-- begin DATASET RECORDS --

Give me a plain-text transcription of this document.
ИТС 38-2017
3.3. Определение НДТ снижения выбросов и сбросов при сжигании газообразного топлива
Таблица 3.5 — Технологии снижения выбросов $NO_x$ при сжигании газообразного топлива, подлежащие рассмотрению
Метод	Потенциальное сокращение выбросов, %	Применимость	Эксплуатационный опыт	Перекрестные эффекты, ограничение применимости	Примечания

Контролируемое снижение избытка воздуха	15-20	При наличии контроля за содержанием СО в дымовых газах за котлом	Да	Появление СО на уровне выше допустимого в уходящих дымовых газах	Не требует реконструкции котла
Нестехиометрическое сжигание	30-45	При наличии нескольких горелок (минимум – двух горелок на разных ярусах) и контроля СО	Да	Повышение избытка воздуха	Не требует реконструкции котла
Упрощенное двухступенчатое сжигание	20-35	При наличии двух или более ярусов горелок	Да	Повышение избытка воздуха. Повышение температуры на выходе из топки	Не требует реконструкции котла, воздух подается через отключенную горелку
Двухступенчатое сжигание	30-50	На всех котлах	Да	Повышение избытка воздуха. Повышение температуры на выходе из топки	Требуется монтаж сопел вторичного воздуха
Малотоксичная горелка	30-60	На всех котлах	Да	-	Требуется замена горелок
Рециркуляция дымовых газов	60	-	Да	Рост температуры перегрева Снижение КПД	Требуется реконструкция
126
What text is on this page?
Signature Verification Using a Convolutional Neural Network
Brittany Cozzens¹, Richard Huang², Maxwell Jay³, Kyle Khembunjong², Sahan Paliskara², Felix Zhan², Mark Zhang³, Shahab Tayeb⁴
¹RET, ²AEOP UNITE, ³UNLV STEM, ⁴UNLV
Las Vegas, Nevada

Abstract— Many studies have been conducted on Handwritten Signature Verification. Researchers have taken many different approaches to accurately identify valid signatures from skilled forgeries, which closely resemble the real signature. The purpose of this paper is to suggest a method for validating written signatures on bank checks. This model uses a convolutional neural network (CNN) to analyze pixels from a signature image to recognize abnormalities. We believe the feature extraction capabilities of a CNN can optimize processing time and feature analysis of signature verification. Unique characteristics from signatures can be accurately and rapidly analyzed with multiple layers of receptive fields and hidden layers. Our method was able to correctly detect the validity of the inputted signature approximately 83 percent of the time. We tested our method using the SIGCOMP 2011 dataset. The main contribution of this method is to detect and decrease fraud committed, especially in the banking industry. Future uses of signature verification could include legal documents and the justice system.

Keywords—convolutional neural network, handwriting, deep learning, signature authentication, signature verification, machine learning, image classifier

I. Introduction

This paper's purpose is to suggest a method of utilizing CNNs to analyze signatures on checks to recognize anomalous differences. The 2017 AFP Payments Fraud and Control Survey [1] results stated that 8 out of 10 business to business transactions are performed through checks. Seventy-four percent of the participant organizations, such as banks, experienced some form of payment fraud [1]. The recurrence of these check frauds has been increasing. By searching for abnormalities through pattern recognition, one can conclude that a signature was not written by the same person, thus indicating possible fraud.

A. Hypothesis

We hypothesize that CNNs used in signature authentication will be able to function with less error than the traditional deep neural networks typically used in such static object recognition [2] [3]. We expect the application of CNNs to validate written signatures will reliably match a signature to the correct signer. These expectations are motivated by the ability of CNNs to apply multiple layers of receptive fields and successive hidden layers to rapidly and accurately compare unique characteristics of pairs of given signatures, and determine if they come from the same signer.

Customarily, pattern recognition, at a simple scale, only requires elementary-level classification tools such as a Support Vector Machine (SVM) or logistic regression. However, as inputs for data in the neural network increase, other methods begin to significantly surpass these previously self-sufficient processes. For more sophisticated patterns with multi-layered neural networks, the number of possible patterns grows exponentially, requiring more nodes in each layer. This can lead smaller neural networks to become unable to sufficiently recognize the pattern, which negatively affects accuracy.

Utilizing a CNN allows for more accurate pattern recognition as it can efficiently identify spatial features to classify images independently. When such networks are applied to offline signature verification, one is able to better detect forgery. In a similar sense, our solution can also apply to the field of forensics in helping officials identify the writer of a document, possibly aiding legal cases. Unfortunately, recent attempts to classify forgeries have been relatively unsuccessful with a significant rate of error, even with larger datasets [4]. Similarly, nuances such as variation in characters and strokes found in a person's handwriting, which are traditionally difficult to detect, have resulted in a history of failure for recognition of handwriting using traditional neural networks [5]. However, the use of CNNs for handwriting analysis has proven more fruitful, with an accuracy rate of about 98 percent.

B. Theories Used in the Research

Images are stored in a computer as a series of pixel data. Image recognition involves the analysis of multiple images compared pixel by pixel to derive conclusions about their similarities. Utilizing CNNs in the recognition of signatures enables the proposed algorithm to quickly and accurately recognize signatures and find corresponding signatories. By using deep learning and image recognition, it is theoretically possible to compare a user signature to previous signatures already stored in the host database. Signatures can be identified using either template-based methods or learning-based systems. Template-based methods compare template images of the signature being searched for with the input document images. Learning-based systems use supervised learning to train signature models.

-- end DATASET RECORDS --

* _EXERCISE TASK_
Which lines in the records above contain the string "Повышение"? Copy each one.

* _WRITTEN RESPONSE_
Нестехиометрическое сжигание	30-45	При наличии нескольких горелок (минимум – двух горелок на разных ярусах) и контроля СО	Да	Повышение избытка воздуха	Не требует реконструкции котла
Упрощенное двухступенчатое сжигание	20-35	При наличии двух или более ярусов горелок	Да	Повышение избытка воздуха. Повышение температуры на выходе из топки	Не требует реконструкции котла, воздух подается через отключенную горелку
Двухступенчатое сжигание	30-50	На всех котлах	Да	Повышение избытка воздуха. Повышение температуры на выходе из топки	Требуется монтаж сопел вторичного воздуха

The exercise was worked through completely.